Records
-- BEGIN --

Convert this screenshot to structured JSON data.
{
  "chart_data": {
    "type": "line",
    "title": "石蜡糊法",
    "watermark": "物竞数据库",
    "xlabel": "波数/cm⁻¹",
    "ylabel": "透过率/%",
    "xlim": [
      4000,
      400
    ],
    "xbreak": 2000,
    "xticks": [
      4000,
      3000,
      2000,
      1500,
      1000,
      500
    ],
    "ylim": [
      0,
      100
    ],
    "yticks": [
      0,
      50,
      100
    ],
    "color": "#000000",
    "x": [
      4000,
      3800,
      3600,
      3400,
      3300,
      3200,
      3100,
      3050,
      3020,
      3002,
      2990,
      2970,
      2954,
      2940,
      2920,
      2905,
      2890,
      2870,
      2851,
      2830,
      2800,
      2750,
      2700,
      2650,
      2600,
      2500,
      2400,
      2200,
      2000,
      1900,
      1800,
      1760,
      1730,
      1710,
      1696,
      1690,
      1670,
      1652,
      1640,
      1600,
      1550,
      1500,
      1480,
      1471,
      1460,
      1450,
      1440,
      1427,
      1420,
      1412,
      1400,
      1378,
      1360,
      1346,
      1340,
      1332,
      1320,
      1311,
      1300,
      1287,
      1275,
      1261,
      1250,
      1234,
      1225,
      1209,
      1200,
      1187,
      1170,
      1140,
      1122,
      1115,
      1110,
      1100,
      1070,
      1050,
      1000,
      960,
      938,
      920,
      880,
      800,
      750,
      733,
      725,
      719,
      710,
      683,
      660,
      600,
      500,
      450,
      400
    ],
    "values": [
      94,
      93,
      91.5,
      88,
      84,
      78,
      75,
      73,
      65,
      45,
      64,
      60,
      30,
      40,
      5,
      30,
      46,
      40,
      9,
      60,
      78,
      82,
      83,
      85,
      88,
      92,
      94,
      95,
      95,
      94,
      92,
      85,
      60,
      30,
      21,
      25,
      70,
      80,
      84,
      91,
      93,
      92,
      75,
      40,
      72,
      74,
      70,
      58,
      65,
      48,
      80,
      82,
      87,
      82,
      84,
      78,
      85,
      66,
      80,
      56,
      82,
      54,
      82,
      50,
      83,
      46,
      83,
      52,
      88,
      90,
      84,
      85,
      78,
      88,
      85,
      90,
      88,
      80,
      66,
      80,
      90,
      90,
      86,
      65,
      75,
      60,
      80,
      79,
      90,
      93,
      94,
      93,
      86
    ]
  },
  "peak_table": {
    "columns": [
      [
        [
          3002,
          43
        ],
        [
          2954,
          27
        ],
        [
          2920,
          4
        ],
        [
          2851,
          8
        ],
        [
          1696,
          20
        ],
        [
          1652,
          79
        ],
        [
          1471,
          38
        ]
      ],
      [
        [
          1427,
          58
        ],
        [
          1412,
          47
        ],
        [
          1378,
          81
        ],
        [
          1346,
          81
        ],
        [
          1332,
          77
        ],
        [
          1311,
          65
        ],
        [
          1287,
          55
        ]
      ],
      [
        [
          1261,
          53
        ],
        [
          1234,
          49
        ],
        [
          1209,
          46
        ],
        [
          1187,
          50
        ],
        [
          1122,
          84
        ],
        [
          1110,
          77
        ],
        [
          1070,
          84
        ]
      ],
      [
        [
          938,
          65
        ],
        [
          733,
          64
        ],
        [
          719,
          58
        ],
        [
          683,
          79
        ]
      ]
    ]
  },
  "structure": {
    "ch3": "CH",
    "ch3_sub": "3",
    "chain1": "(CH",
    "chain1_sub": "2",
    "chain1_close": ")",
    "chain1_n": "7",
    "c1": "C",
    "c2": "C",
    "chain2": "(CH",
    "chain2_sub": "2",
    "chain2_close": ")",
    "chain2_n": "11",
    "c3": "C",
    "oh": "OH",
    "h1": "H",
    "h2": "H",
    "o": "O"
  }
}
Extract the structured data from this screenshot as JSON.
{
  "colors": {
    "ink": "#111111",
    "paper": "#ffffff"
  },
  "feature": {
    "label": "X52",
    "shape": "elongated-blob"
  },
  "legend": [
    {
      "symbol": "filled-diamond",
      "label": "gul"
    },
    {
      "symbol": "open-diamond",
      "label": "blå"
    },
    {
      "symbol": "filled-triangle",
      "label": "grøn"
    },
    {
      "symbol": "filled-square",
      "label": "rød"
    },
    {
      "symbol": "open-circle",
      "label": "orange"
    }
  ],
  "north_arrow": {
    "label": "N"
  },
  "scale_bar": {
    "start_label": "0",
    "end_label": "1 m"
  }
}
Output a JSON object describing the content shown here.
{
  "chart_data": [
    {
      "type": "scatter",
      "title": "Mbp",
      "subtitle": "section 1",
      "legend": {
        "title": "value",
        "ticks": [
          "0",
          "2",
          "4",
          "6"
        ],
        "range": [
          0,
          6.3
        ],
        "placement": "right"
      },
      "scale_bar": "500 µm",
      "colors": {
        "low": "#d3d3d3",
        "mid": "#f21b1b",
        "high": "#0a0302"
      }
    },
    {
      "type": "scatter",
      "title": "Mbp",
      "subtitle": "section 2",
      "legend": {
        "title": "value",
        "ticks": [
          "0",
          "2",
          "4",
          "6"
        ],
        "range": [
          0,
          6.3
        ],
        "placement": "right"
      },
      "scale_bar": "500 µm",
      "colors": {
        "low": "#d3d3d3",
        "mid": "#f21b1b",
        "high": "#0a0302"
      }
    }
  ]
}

-- END --

Instruction: Write out, word for word, the line containing "Output a JSON" and every line after it to the end of the data above.

Answer to the exercise:
Output a JSON object describing the content shown here.
{
  "chart_data": [
    {
      "type": "scatter",
      "title": "Mbp",
      "subtitle": "section 1",
      "legend": {
        "title": "value",
        "ticks": [
          "0",
          "2",
          "4",
          "6"
        ],
        "range": [
          0,
          6.3
        ],
        "placement": "right"
      },
      "scale_bar": "500 µm",
      "colors": {
        "low": "#d3d3d3",
        "mid": "#f21b1b",
        "high": "#0a0302"
      }
    },
    {
      "type": "scatter",
      "title": "Mbp",
      "subtitle": "section 2",
      "legend": {
        "title": "value",
        "ticks": [
          "0",
          "2",
          "4",
          "6"
        ],
        "range": [
          0,
          6.3
        ],
        "placement": "right"
      },
      "scale_bar": "500 µm",
      "colors": {
        "low": "#d3d3d3",
        "mid": "#f21b1b",
        "high": "#0a0302"
      }
    }
  ]
}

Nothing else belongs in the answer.